-- begin THE DATA --
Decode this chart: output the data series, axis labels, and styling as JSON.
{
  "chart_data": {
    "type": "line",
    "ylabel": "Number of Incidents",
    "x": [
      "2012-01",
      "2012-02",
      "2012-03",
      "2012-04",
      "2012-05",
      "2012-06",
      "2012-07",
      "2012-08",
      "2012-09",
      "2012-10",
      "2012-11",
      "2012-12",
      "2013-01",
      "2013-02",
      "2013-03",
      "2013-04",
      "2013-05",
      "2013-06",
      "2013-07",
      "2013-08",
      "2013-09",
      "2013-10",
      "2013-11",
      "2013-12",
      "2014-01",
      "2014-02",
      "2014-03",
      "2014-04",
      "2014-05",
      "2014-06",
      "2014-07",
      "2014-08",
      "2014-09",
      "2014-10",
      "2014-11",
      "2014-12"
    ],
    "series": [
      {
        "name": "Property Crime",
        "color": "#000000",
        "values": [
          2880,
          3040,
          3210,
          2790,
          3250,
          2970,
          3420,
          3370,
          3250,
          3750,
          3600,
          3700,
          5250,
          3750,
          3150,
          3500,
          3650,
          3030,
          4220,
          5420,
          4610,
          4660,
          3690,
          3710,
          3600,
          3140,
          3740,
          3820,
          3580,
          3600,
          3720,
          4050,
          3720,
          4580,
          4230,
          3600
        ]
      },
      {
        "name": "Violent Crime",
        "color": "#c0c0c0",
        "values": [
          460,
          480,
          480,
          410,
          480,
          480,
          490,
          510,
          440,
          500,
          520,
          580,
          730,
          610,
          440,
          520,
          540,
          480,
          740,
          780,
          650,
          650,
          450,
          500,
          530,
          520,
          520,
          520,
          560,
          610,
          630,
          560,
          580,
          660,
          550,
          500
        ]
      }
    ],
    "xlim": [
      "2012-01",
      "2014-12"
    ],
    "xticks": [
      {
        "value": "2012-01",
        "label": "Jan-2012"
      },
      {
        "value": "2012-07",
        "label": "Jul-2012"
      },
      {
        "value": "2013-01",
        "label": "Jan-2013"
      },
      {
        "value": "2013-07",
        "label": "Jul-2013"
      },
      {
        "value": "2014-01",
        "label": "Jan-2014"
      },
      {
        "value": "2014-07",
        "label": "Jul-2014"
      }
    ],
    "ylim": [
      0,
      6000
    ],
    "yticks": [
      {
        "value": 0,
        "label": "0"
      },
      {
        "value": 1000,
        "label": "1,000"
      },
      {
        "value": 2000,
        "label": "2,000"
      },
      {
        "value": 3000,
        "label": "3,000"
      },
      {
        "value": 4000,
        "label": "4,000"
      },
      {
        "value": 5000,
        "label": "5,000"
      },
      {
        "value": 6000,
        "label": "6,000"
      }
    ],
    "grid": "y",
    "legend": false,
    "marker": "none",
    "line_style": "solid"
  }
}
-- end THE DATA --
AIM OF THE TASK ▸ Copy out all of the lines above exactly.

RESPONSE TO THE TASK ▸
Decode this chart: output the data series, axis labels, and styling as JSON.
{
  "chart_data": {
    "type": "line",
    "ylabel": "Number of Incidents",
    "x": [
      "2012-01",
      "2012-02",
      "2012-03",
      "2012-04",
      "2012-05",
      "2012-06",
      "2012-07",
      "2012-08",
      "2012-09",
      "2012-10",
      "2012-11",
      "2012-12",
      "2013-01",
      "2013-02",
      "2013-03",
      "2013-04",
      "2013-05",
      "2013-06",
      "2013-07",
      "2013-08",
      "2013-09",
      "2013-10",
      "2013-11",
      "2013-12",
      "2014-01",
      "2014-02",
      "2014-03",
      "2014-04",
      "2014-05",
      "2014-06",
      "2014-07",
      "2014-08",
      "2014-09",
      "2014-10",
      "2014-11",
      "2014-12"
    ],
    "series": [
      {
        "name": "Property Crime",
        "color": "#000000",
        "values": [
          2880,
          3040,
          3210,
          2790,
          3250,
          2970,
          3420,
          3370,
          3250,
          3750,
          3600,
          3700,
          5250,
          3750,
          3150,
          3500,
          3650,
          3030,
          4220,
          5420,
          4610,
          4660,
          3690,
          3710,
          3600,
          3140,
          3740,
          3820,
          3580,
          3600,
          3720,
          4050,
          3720,
          4580,
          4230,
          3600
        ]
      },
      {
        "name": "Violent Crime",
        "color": "#c0c0c0",
        "values": [
          460,
          480,
          480,
          410,
          480,
          480,
          490,
          510,
          440,
          500,
          520,
          580,
          730,
          610,
          440,
          520,
          540,
          480,
          740,
          780,
          650,
          650,
          450,
          500,
          530,
          520,
          520,
          520,
          560,
          610,
          630,
          560,
          580,
          660,
          550,
          500
        ]
      }
    ],
    "xlim": [
      "2012-01",
      "2014-12"
    ],
    "xticks": [
      {
        "value": "2012-01",
        "label": "Jan-2012"
      },
      {
        "value": "2012-07",
        "label": "Jul-2012"
      },
      {
        "value": "2013-01",
        "label": "Jan-2013"
      },
      {
        "value": "2013-07",
        "label": "Jul-2013"
      },
      {
        "value": "2014-01",
        "label": "Jan-2014"
      },
      {
        "value": "2014-07",
        "label": "Jul-2014"
      }
    ],
    "ylim": [
      0,
      6000
    ],
    "yticks": [
      {
        "value": 0,
        "label": "0"
      },
      {
        "value": 1000,
        "label": "1,000"
      },
      {
        "value": 2000,
        "label": "2,000"
      },
      {
        "value": 3000,
        "label": "3,000"
      },
      {
        "value": 4000,
        "label": "4,000"
      },
      {
        "value": 5000,
        "label": "5,000"
      },
      {
        "value": 6000,
        "label": "6,000"
      }
    ],
    "grid": "y",
    "legend": false,
    "marker": "none",
    "line_style": "solid"
  }
}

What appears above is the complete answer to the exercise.